---------- Records provided ----------

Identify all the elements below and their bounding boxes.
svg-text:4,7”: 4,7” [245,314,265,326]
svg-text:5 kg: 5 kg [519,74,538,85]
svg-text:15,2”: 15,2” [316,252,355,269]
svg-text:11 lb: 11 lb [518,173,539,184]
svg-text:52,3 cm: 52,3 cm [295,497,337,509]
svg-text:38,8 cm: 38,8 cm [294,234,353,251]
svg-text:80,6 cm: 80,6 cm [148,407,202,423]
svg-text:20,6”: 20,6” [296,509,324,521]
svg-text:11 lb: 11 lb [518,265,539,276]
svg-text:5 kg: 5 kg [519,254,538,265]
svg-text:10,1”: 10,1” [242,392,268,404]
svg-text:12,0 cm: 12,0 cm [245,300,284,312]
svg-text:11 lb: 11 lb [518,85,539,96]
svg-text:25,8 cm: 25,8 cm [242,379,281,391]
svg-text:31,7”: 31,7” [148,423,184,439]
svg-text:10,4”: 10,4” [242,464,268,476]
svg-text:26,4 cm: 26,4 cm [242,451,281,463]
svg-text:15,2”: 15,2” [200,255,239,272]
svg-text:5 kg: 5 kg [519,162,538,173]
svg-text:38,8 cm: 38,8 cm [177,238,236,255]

----------

Exercise instructions — Convert the rows above into a JSON list of strings, with one string for each line and blank lines omitted.

Correct output —
[
  "Identify all the elements below and their bounding boxes.",
  "svg-text:4,7”: 4,7” [245,314,265,326]",
  "svg-text:5 kg: 5 kg [519,74,538,85]",
  "svg-text:15,2”: 15,2” [316,252,355,269]",
  "svg-text:11 lb: 11 lb [518,173,539,184]",
  "svg-text:52,3 cm: 52,3 cm [295,497,337,509]",
  "svg-text:38,8 cm: 38,8 cm [294,234,353,251]",
  "svg-text:80,6 cm: 80,6 cm [148,407,202,423]",
  "svg-text:20,6”: 20,6” [296,509,324,521]",
  "svg-text:11 lb: 11 lb [518,265,539,276]",
  "svg-text:5 kg: 5 kg [519,254,538,265]",
  "svg-text:10,1”: 10,1” [242,392,268,404]",
  "svg-text:12,0 cm: 12,0 cm [245,300,284,312]",
  "svg-text:11 lb: 11 lb [518,85,539,96]",
  "svg-text:25,8 cm: 25,8 cm [242,379,281,391]",
  "svg-text:31,7”: 31,7” [148,423,184,439]",
  "svg-text:10,4”: 10,4” [242,464,268,476]",
  "svg-text:26,4 cm: 26,4 cm [242,451,281,463]",
  "svg-text:15,2”: 15,2” [200,255,239,272]",
  "svg-text:5 kg: 5 kg [519,162,538,173]",
  "svg-text:38,8 cm: 38,8 cm [177,238,236,255]"
]